MATERIAL PROVIDED =
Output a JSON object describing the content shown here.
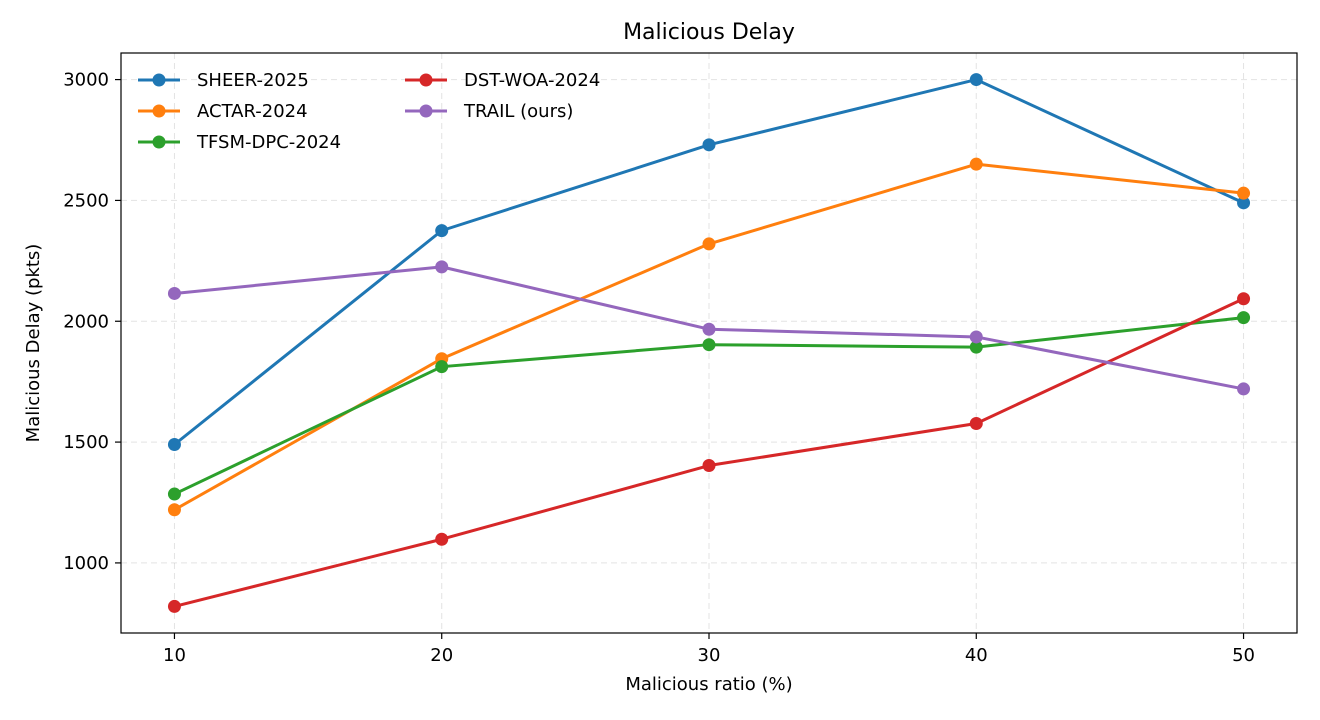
{
  "chart_data": {
    "type": "line",
    "title": "Malicious Delay",
    "xlabel": "Malicious ratio (%)",
    "ylabel": "Malicious Delay (pkts)",
    "x": [
      10,
      20,
      30,
      40,
      50
    ],
    "xticks": [
      "10",
      "20",
      "30",
      "40",
      "50"
    ],
    "yticks": [
      1000,
      1500,
      2000,
      2500,
      3000
    ],
    "xlim": [
      8,
      52
    ],
    "ylim": [
      710,
      3110
    ],
    "grid": true,
    "legend_position": "top-left",
    "series": [
      {
        "name": "SHEER-2025",
        "color": "#1f77b4",
        "values": [
          1490,
          2375,
          2730,
          3000,
          2490
        ]
      },
      {
        "name": "ACTAR-2024",
        "color": "#ff7f0e",
        "values": [
          1220,
          1845,
          2320,
          2650,
          2530
        ]
      },
      {
        "name": "TFSM-DPC-2024",
        "color": "#2ca02c",
        "values": [
          1285,
          1812,
          1903,
          1893,
          2015
        ]
      },
      {
        "name": "DST-WOA-2024",
        "color": "#d62728",
        "values": [
          820,
          1098,
          1403,
          1577,
          2093
        ]
      },
      {
        "name": "TRAIL (ours)",
        "color": "#9467bd",
        "values": [
          2115,
          2225,
          1967,
          1935,
          1720
        ]
      }
    ]
  }
}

SET PROBLEM = All of the material above should be reproduced exactly, except the pictures.

RESPONSE TO THE TASK =
Output a JSON object describing the content shown here.
{
  "chart_data": {
    "type": "line",
    "title": "Malicious Delay",
    "xlabel": "Malicious ratio (%)",
    "ylabel": "Malicious Delay (pkts)",
    "x": [
      10,
      20,
      30,
      40,
      50
    ],
    "xticks": [
      "10",
      "20",
      "30",
      "40",
      "50"
    ],
    "yticks": [
      1000,
      1500,
      2000,
      2500,
      3000
    ],
    "xlim": [
      8,
      52
    ],
    "ylim": [
      710,
      3110
    ],
    "grid": true,
    "legend_position": "top-left",
    "series": [
      {
        "name": "SHEER-2025",
        "color": "#1f77b4",
        "values": [
          1490,
          2375,
          2730,
          3000,
          2490
        ]
      },
      {
        "name": "ACTAR-2024",
        "color": "#ff7f0e",
        "values": [
          1220,
          1845,
          2320,
          2650,
          2530
        ]
      },
      {
        "name": "TFSM-DPC-2024",
        "color": "#2ca02c",
        "values": [
          1285,
          1812,
          1903,
          1893,
          2015
        ]
      },
      {
        "name": "DST-WOA-2024",
        "color": "#d62728",
        "values": [
          820,
          1098,
          1403,
          1577,
          2093
        ]
      },
      {
        "name": "TRAIL (ours)",
        "color": "#9467bd",
        "values": [
          2115,
          2225,
          1967,
          1935,
          1720
        ]
      }
    ]
  }
}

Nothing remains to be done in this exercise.